:: Provided information ::
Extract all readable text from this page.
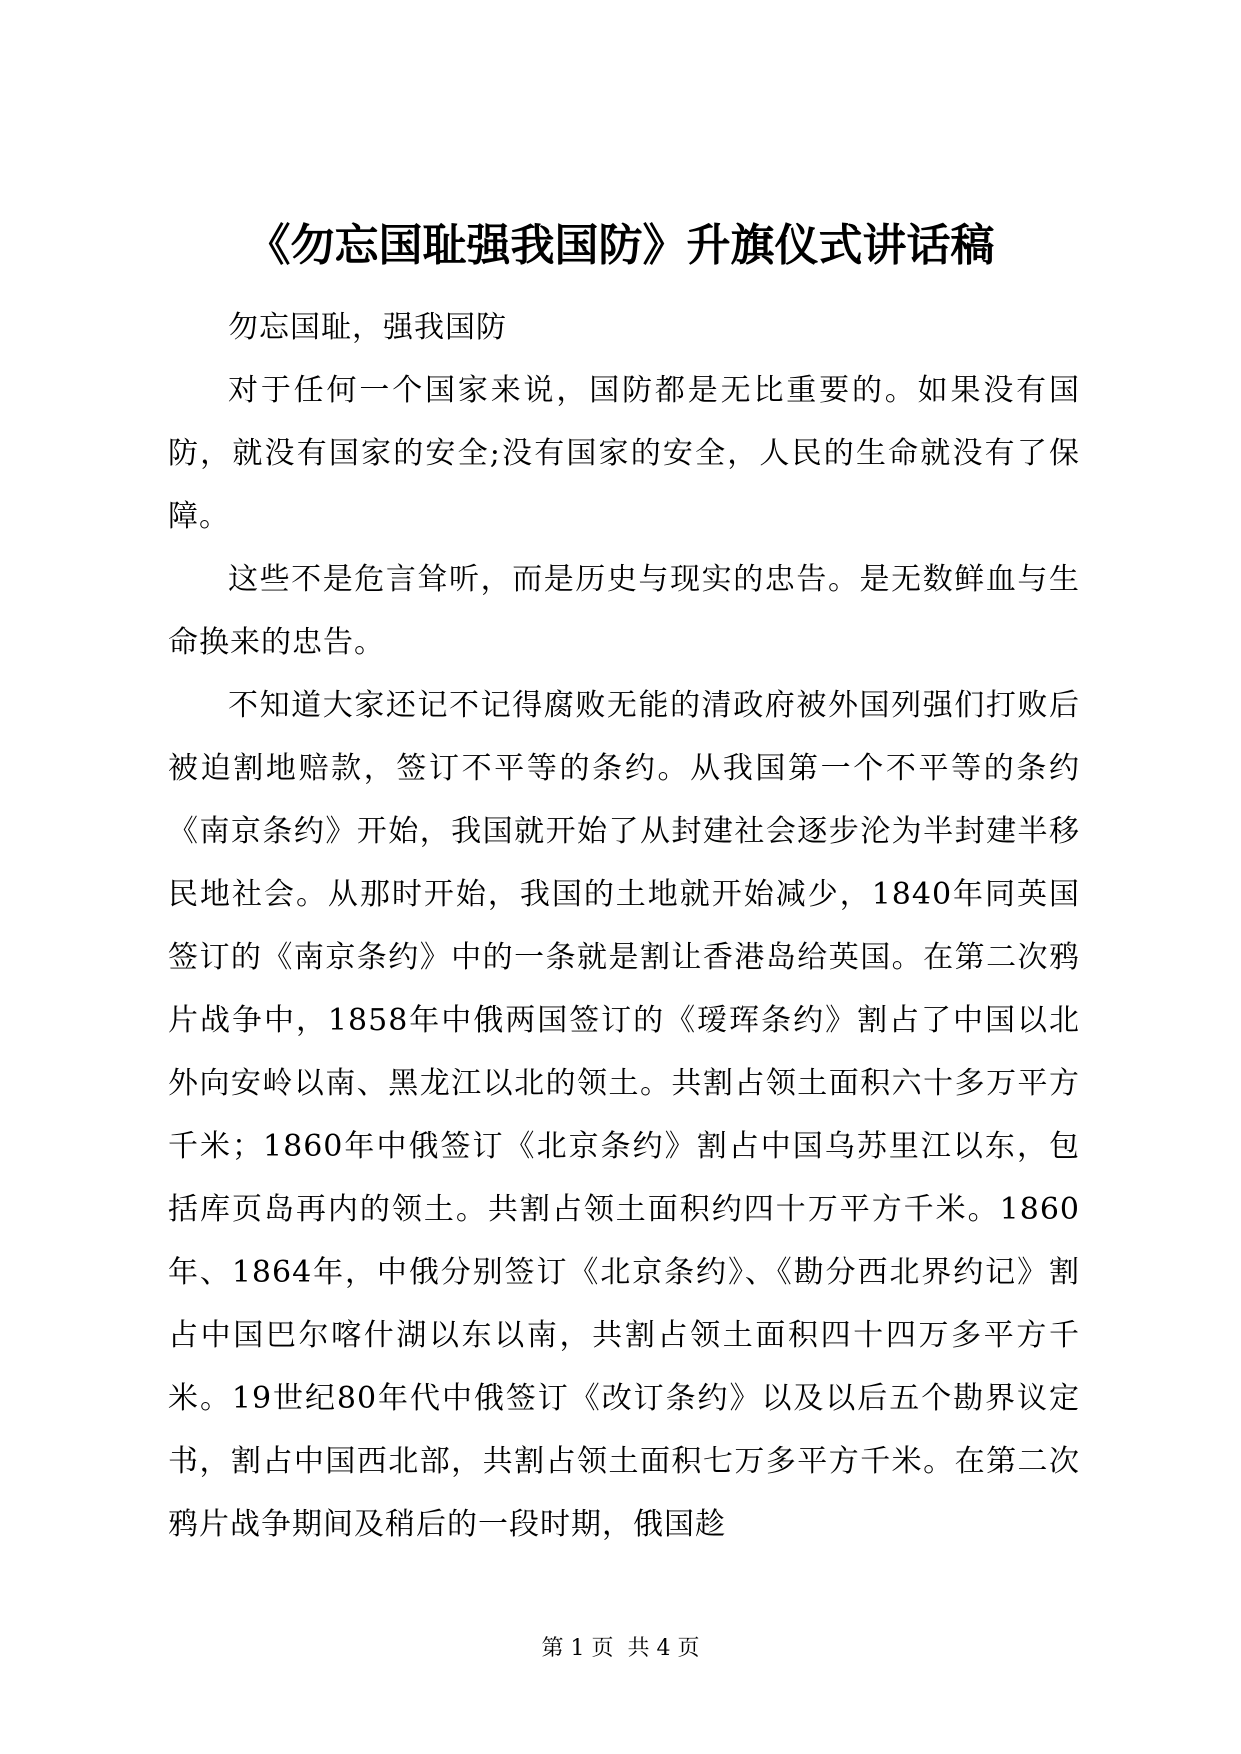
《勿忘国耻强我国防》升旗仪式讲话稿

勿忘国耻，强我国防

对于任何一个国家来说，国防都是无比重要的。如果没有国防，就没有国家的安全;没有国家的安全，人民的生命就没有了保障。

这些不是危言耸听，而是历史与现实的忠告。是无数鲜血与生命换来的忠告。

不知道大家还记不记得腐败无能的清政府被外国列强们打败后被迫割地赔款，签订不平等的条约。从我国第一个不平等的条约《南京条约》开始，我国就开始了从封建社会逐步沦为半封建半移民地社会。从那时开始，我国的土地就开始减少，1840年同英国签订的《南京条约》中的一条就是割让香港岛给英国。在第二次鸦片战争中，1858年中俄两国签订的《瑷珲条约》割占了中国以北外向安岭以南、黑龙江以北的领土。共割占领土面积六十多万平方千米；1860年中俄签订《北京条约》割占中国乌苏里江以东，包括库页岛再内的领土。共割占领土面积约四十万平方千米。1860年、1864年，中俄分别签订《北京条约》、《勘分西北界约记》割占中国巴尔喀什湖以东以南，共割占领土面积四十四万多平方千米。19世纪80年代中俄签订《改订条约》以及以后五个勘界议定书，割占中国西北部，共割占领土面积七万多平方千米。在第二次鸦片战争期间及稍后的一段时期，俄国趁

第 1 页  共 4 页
:::
> _What you need to do_
Return the material exactly as given, apart from the pictures.

> _Final result_
Extract all readable text from this page.
《勿忘国耻强我国防》升旗仪式讲话稿

勿忘国耻，强我国防

对于任何一个国家来说，国防都是无比重要的。如果没有国防，就没有国家的安全;没有国家的安全，人民的生命就没有了保障。

这些不是危言耸听，而是历史与现实的忠告。是无数鲜血与生命换来的忠告。

不知道大家还记不记得腐败无能的清政府被外国列强们打败后被迫割地赔款，签订不平等的条约。从我国第一个不平等的条约《南京条约》开始，我国就开始了从封建社会逐步沦为半封建半移民地社会。从那时开始，我国的土地就开始减少，1840年同英国签订的《南京条约》中的一条就是割让香港岛给英国。在第二次鸦片战争中，1858年中俄两国签订的《瑷珲条约》割占了中国以北外向安岭以南、黑龙江以北的领土。共割占领土面积六十多万平方千米；1860年中俄签订《北京条约》割占中国乌苏里江以东，包括库页岛再内的领土。共割占领土面积约四十万平方千米。1860年、1864年，中俄分别签订《北京条约》、《勘分西北界约记》割占中国巴尔喀什湖以东以南，共割占领土面积四十四万多平方千米。19世纪80年代中俄签订《改订条约》以及以后五个勘界议定书，割占中国西北部，共割占领土面积七万多平方千米。在第二次鸦片战争期间及稍后的一段时期，俄国趁

第 1 页  共 4 页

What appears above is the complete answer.